## Exercise details:
Repeat each record below exactly, dropping the pictures.
start Dataset records
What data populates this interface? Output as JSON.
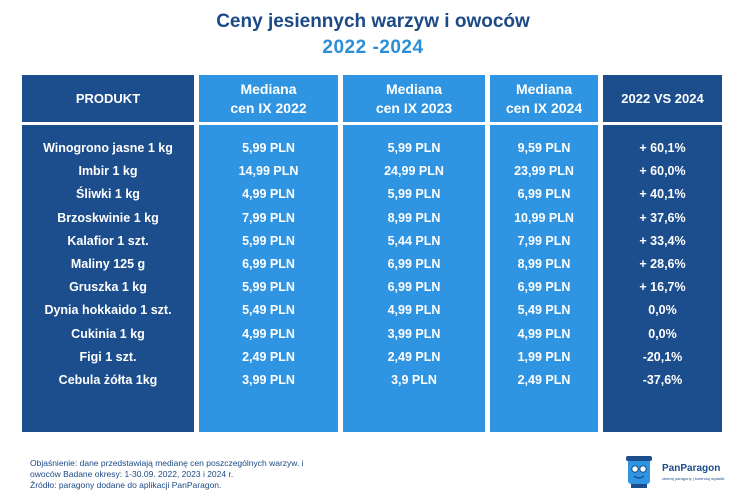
{
  "title": "Ceny jesiennych warzyw i owoców",
  "subtitle": "2022 -2024",
  "chart_data": {
    "type": "table",
    "columns": [
      "PRODUKT",
      "Mediana\ncen IX 2022",
      "Mediana\ncen IX 2023",
      "Mediana\ncen IX 2024",
      "2022 VS 2024"
    ],
    "rows": [
      [
        "Winogrono jasne 1 kg",
        "5,99 PLN",
        "5,99 PLN",
        "9,59 PLN",
        "+ 60,1%"
      ],
      [
        "Imbir 1 kg",
        "14,99 PLN",
        "24,99 PLN",
        "23,99 PLN",
        "+ 60,0%"
      ],
      [
        "Śliwki 1 kg",
        "4,99 PLN",
        "5,99 PLN",
        "6,99 PLN",
        "+ 40,1%"
      ],
      [
        "Brzoskwinie 1 kg",
        "7,99 PLN",
        "8,99 PLN",
        "10,99 PLN",
        "+ 37,6%"
      ],
      [
        "Kalafior 1 szt.",
        "5,99 PLN",
        "5,44 PLN",
        "7,99 PLN",
        "+ 33,4%"
      ],
      [
        "Maliny 125 g",
        "6,99 PLN",
        "6,99 PLN",
        "8,99 PLN",
        "+ 28,6%"
      ],
      [
        "Gruszka 1 kg",
        "5,99 PLN",
        "6,99 PLN",
        "6,99 PLN",
        "+ 16,7%"
      ],
      [
        "Dynia hokkaido 1 szt.",
        "5,49 PLN",
        "4,99 PLN",
        "5,49 PLN",
        "0,0%"
      ],
      [
        "Cukinia 1 kg",
        "4,99 PLN",
        "3,99 PLN",
        "4,99 PLN",
        "0,0%"
      ],
      [
        "Figi 1 szt.",
        "2,49 PLN",
        "2,49 PLN",
        "1,99 PLN",
        "-20,1%"
      ],
      [
        "Cebula żółta 1kg",
        "3,99 PLN",
        "3,9 PLN",
        "2,49 PLN",
        "-37,6%"
      ]
    ]
  },
  "footnote": {
    "line1": "Objaśnienie: dane przedstawiają medianę cen poszczególnych warzyw. i",
    "line2": "owoców Badane okresy: 1-30.09. 2022, 2023 i 2024 r.",
    "line3": "Źródło: paragony dodane do aplikacji PanParagon."
  },
  "logo": {
    "name": "PanParagon",
    "tagline": "zbieraj paragony | kontroluj wydatki"
  },
  "colors": {
    "dark_blue": "#1c4d8c",
    "light_blue": "#2f95e2",
    "title_blue": "#1c4a86",
    "subtitle_blue": "#2a8fd8"
  }
}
end Dataset records
## Completed task:
What data populates this interface? Output as JSON.
{
  "title": "Ceny jesiennych warzyw i owoców",
  "subtitle": "2022 -2024",
  "chart_data": {
    "type": "table",
    "columns": [
      "PRODUKT",
      "Mediana\ncen IX 2022",
      "Mediana\ncen IX 2023",
      "Mediana\ncen IX 2024",
      "2022 VS 2024"
    ],
    "rows": [
      [
        "Winogrono jasne 1 kg",
        "5,99 PLN",
        "5,99 PLN",
        "9,59 PLN",
        "+ 60,1%"
      ],
      [
        "Imbir 1 kg",
        "14,99 PLN",
        "24,99 PLN",
        "23,99 PLN",
        "+ 60,0%"
      ],
      [
        "Śliwki 1 kg",
        "4,99 PLN",
        "5,99 PLN",
        "6,99 PLN",
        "+ 40,1%"
      ],
      [
        "Brzoskwinie 1 kg",
        "7,99 PLN",
        "8,99 PLN",
        "10,99 PLN",
        "+ 37,6%"
      ],
      [
        "Kalafior 1 szt.",
        "5,99 PLN",
        "5,44 PLN",
        "7,99 PLN",
        "+ 33,4%"
      ],
      [
        "Maliny 125 g",
        "6,99 PLN",
        "6,99 PLN",
        "8,99 PLN",
        "+ 28,6%"
      ],
      [
        "Gruszka 1 kg",
        "5,99 PLN",
        "6,99 PLN",
        "6,99 PLN",
        "+ 16,7%"
      ],
      [
        "Dynia hokkaido 1 szt.",
        "5,49 PLN",
        "4,99 PLN",
        "5,49 PLN",
        "0,0%"
      ],
      [
        "Cukinia 1 kg",
        "4,99 PLN",
        "3,99 PLN",
        "4,99 PLN",
        "0,0%"
      ],
      [
        "Figi 1 szt.",
        "2,49 PLN",
        "2,49 PLN",
        "1,99 PLN",
        "-20,1%"
      ],
      [
        "Cebula żółta 1kg",
        "3,99 PLN",
        "3,9 PLN",
        "2,49 PLN",
        "-37,6%"
      ]
    ]
  },
  "footnote": {
    "line1": "Objaśnienie: dane przedstawiają medianę cen poszczególnych warzyw. i",
    "line2": "owoców Badane okresy: 1-30.09. 2022, 2023 i 2024 r.",
    "line3": "Źródło: paragony dodane do aplikacji PanParagon."
  },
  "logo": {
    "name": "PanParagon",
    "tagline": "zbieraj paragony | kontroluj wydatki"
  },
  "colors": {
    "dark_blue": "#1c4d8c",
    "light_blue": "#2f95e2",
    "title_blue": "#1c4a86",
    "subtitle_blue": "#2a8fd8"
  }
}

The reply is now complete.